TO DO:
List all lines of the data that include the string "region".

DATA RECORDS:

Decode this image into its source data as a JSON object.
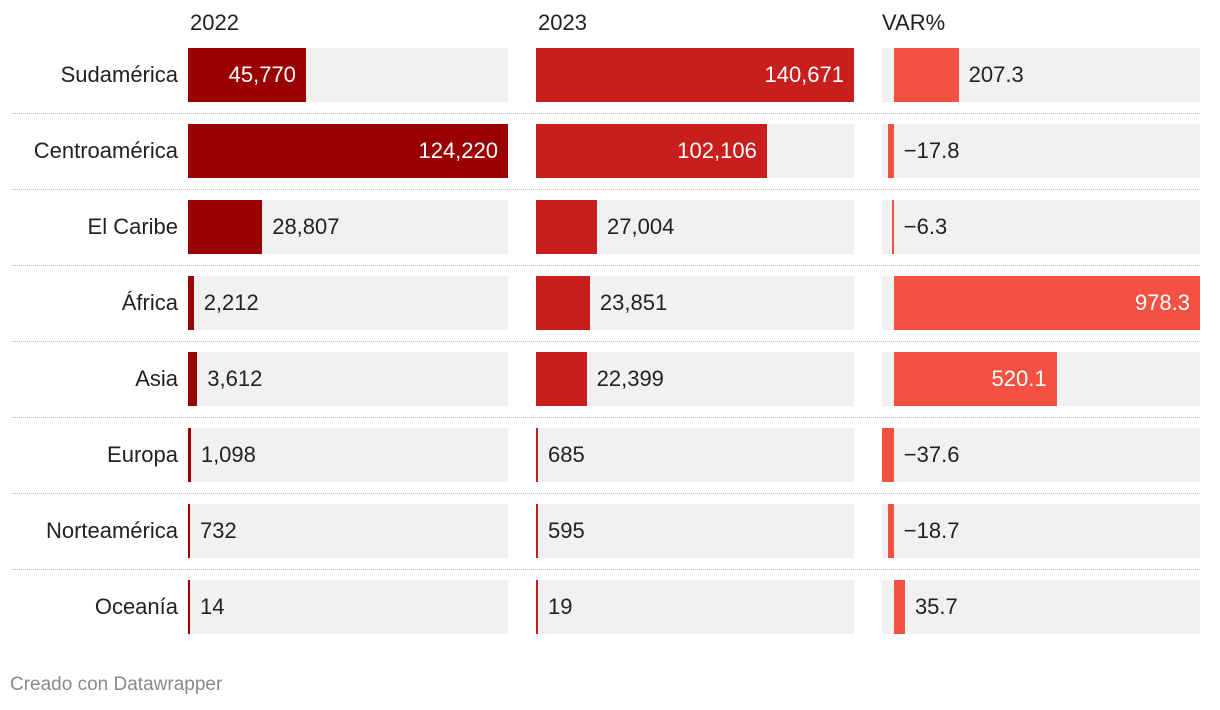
{
  "chart_data": {
    "type": "table",
    "columns": [
      {
        "title": "2022",
        "key": "y2022",
        "color": "#9b0000"
      },
      {
        "title": "2023",
        "key": "y2023",
        "color": "#c81e1e"
      },
      {
        "title": "VAR%",
        "key": "var",
        "color": "#f55142"
      }
    ],
    "rows": [
      {
        "region": "Sudamérica",
        "y2022": 45770,
        "y2022_label": "45,770",
        "y2023": 140671,
        "y2023_label": "140,671",
        "var": 207.3,
        "var_label": "207.3"
      },
      {
        "region": "Centroamérica",
        "y2022": 124220,
        "y2022_label": "124,220",
        "y2023": 102106,
        "y2023_label": "102,106",
        "var": -17.8,
        "var_label": "−17.8"
      },
      {
        "region": "El Caribe",
        "y2022": 28807,
        "y2022_label": "28,807",
        "y2023": 27004,
        "y2023_label": "27,004",
        "var": -6.3,
        "var_label": "−6.3"
      },
      {
        "region": "África",
        "y2022": 2212,
        "y2022_label": "2,212",
        "y2023": 23851,
        "y2023_label": "23,851",
        "var": 978.3,
        "var_label": "978.3"
      },
      {
        "region": "Asia",
        "y2022": 3612,
        "y2022_label": "3,612",
        "y2023": 22399,
        "y2023_label": "22,399",
        "var": 520.1,
        "var_label": "520.1"
      },
      {
        "region": "Europa",
        "y2022": 1098,
        "y2022_label": "1,098",
        "y2023": 685,
        "y2023_label": "685",
        "var": -37.6,
        "var_label": "−37.6"
      },
      {
        "region": "Norteamérica",
        "y2022": 732,
        "y2022_label": "732",
        "y2023": 595,
        "y2023_label": "595",
        "var": -18.7,
        "var_label": "−18.7"
      },
      {
        "region": "Oceanía",
        "y2022": 14,
        "y2022_label": "14",
        "y2023": 19,
        "y2023_label": "19",
        "var": 35.7,
        "var_label": "35.7"
      }
    ]
  },
  "footer": {
    "credit": "Creado con Datawrapper"
  }
}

EXERCISE OUTPUT:
        "region": "Sudamérica",
        "region": "Centroamérica",
        "region": "El Caribe",
        "region": "África",
        "region": "Asia",
        "region": "Europa",
        "region": "Norteamérica",
        "region": "Oceanía",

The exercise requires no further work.